▸ **Dataset entries**
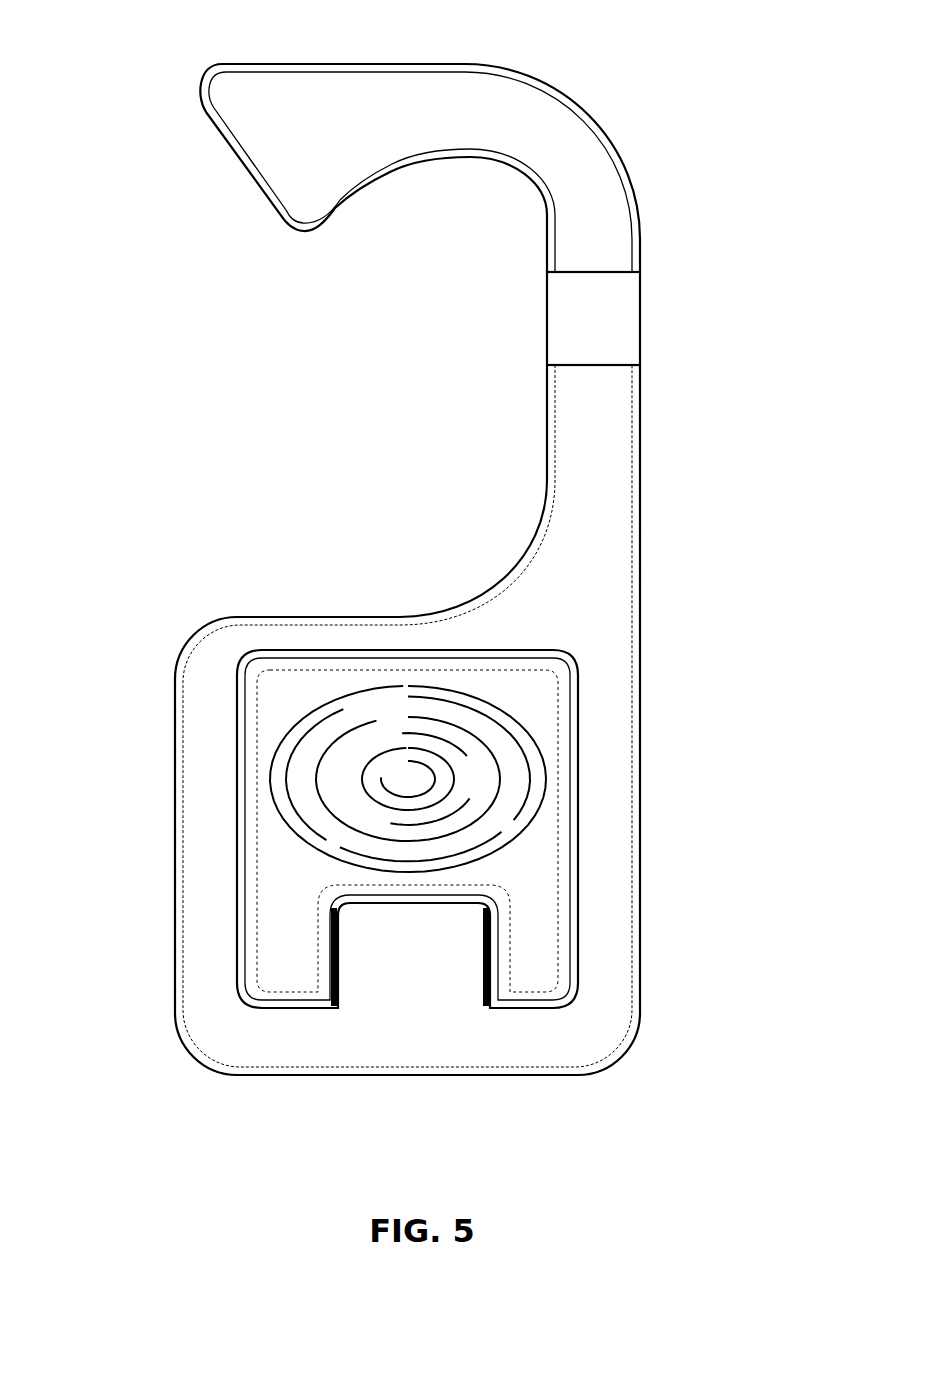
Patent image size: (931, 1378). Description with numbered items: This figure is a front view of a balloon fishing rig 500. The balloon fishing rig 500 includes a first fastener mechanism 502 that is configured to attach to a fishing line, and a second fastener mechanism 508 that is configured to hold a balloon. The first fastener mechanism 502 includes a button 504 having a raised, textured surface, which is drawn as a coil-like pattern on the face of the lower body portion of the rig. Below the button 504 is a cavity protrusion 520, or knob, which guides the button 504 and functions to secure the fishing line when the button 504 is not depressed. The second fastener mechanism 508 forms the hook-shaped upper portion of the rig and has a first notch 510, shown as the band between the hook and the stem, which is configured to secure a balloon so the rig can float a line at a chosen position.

The balloon fishing rig 500 is at (748, 31).
The first fastener mechanism 502 is at (150, 776).
The button 504 is at (400, 710).
The second fastener mechanism 508 is at (380, 284).
The first notch 510 is at (563, 315).
The cavity protrusion 520 is at (408, 1010).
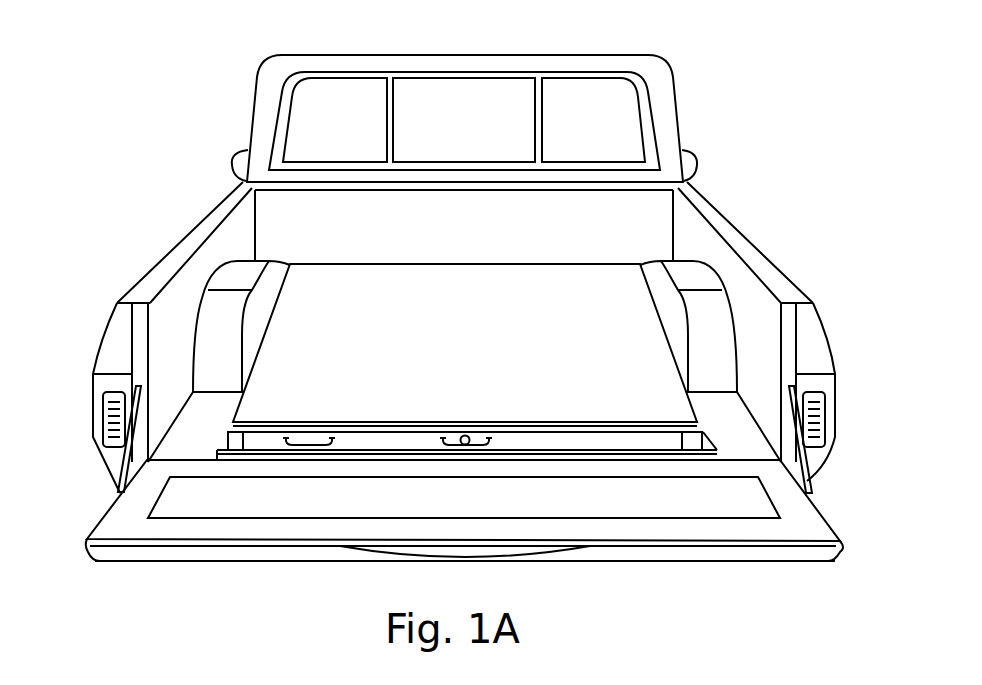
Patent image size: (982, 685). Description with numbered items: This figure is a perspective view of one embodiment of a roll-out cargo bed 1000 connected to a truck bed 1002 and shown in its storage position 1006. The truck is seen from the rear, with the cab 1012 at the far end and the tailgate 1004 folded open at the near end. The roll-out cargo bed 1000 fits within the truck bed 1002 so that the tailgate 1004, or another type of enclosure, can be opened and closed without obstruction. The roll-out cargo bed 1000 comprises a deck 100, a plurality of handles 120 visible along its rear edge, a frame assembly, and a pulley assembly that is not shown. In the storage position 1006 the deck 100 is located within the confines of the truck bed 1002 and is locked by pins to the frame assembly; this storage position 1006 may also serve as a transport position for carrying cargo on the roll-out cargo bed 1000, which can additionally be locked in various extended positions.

▸ **Task**
Please count the lines above that contain the word "balloon". Reply with the number alone.

▸ **The completed task**
2